Directive> The answer should be a single number: how many lines of the entries below hold the word "Positive".

Data shown>
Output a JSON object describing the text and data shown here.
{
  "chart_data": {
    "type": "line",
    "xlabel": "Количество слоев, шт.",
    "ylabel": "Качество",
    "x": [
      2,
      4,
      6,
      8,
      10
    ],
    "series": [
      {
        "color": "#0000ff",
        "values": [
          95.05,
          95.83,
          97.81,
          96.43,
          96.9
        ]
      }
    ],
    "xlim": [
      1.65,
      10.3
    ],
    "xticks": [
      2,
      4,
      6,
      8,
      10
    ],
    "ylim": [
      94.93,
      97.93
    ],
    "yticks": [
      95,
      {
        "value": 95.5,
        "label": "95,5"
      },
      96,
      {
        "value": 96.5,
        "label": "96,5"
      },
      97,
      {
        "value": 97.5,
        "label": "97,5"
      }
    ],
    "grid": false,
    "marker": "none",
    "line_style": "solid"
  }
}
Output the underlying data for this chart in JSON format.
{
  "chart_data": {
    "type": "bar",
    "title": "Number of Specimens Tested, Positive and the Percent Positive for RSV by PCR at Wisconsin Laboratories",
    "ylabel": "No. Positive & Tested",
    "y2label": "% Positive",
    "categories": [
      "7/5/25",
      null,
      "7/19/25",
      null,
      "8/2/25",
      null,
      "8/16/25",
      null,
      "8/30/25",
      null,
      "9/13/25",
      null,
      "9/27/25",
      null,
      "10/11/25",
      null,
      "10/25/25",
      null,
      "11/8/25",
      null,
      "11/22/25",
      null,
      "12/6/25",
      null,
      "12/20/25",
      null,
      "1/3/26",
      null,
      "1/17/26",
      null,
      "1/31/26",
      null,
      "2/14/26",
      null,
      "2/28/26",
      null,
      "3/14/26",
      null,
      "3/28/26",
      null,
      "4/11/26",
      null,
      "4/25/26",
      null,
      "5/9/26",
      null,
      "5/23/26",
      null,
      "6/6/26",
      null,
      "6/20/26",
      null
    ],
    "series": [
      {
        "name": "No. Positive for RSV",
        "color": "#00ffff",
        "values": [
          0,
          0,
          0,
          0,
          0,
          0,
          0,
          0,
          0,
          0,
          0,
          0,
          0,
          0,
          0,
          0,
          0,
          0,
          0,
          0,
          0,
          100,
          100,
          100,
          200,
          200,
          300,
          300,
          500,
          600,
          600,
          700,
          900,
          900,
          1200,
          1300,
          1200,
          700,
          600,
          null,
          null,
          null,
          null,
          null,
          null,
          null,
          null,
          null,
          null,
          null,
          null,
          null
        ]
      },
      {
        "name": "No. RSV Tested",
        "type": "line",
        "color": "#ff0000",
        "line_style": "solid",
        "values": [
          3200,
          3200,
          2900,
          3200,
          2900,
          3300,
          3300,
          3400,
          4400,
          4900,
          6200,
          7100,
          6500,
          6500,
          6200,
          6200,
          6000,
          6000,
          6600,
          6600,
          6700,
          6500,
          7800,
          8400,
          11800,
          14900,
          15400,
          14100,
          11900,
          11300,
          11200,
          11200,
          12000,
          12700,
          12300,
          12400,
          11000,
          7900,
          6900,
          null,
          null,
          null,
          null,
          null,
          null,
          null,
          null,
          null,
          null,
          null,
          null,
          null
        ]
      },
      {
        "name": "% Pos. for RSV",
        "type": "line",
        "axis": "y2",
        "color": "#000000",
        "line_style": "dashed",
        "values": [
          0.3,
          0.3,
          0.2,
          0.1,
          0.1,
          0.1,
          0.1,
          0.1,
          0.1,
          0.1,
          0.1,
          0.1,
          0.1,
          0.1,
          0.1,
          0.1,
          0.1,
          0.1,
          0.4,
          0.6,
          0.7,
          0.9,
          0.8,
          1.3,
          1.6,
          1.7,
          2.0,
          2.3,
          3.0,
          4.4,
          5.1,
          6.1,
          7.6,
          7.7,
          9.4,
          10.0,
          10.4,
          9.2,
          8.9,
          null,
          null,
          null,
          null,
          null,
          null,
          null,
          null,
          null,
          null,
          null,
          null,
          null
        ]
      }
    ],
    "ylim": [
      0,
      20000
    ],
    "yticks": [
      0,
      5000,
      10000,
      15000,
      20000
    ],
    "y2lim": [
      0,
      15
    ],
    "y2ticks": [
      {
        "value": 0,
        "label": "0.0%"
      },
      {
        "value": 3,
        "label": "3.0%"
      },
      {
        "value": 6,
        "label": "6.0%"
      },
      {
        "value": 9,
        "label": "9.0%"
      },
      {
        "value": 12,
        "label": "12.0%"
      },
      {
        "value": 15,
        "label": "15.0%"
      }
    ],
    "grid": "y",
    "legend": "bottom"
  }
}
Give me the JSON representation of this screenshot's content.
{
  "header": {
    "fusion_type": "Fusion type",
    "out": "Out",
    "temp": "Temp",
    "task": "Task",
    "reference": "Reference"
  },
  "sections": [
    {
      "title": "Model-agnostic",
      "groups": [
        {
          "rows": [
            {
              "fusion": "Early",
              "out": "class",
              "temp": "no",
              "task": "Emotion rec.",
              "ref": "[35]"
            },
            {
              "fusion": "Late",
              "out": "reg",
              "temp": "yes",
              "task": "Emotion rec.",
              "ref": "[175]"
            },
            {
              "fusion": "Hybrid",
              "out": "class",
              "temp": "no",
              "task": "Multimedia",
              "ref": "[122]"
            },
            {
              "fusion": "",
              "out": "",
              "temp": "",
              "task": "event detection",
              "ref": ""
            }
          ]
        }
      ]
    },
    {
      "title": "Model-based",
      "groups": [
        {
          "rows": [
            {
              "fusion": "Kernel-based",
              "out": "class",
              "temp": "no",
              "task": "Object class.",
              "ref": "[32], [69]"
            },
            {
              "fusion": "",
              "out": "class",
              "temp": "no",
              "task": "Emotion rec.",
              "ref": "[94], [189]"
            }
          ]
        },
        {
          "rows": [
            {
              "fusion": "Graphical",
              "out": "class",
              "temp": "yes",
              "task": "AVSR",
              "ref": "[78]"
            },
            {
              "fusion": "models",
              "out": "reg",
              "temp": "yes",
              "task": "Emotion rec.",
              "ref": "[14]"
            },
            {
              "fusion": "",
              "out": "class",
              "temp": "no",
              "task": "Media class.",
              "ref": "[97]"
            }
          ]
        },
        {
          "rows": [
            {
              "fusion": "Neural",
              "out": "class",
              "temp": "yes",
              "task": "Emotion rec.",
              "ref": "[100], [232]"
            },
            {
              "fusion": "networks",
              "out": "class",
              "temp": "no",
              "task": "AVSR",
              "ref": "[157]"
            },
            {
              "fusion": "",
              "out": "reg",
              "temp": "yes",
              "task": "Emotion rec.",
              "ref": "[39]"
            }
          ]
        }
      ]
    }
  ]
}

Task result> 4